__Exercise__: Everything in the listing should be restated word for word.

[Raw records]
-- start --

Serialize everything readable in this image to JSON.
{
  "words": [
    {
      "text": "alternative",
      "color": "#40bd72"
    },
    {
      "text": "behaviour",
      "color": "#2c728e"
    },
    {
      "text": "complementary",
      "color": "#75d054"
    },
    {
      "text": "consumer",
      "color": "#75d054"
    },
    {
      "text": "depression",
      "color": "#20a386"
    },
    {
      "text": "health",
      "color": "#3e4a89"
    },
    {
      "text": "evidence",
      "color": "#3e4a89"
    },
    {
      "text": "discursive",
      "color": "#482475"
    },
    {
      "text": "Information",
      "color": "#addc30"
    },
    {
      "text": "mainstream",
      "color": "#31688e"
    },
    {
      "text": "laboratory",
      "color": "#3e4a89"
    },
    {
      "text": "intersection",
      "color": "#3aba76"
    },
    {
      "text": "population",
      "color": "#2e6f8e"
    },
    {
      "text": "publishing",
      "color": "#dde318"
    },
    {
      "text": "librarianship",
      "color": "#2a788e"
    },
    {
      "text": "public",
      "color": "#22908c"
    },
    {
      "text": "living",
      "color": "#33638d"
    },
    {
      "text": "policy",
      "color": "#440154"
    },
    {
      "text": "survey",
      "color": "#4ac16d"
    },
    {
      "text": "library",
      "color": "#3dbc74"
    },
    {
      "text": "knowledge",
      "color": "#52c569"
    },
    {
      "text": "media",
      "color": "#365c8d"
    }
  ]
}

-- end --

__Exercise response__:
Serialize everything readable in this image to JSON.
{
  "words": [
    {
      "text": "alternative",
      "color": "#40bd72"
    },
    {
      "text": "behaviour",
      "color": "#2c728e"
    },
    {
      "text": "complementary",
      "color": "#75d054"
    },
    {
      "text": "consumer",
      "color": "#75d054"
    },
    {
      "text": "depression",
      "color": "#20a386"
    },
    {
      "text": "health",
      "color": "#3e4a89"
    },
    {
      "text": "evidence",
      "color": "#3e4a89"
    },
    {
      "text": "discursive",
      "color": "#482475"
    },
    {
      "text": "Information",
      "color": "#addc30"
    },
    {
      "text": "mainstream",
      "color": "#31688e"
    },
    {
      "text": "laboratory",
      "color": "#3e4a89"
    },
    {
      "text": "intersection",
      "color": "#3aba76"
    },
    {
      "text": "population",
      "color": "#2e6f8e"
    },
    {
      "text": "publishing",
      "color": "#dde318"
    },
    {
      "text": "librarianship",
      "color": "#2a788e"
    },
    {
      "text": "public",
      "color": "#22908c"
    },
    {
      "text": "living",
      "color": "#33638d"
    },
    {
      "text": "policy",
      "color": "#440154"
    },
    {
      "text": "survey",
      "color": "#4ac16d"
    },
    {
      "text": "library",
      "color": "#3dbc74"
    },
    {
      "text": "knowledge",
      "color": "#52c569"
    },
    {
      "text": "media",
      "color": "#365c8d"
    }
  ]
}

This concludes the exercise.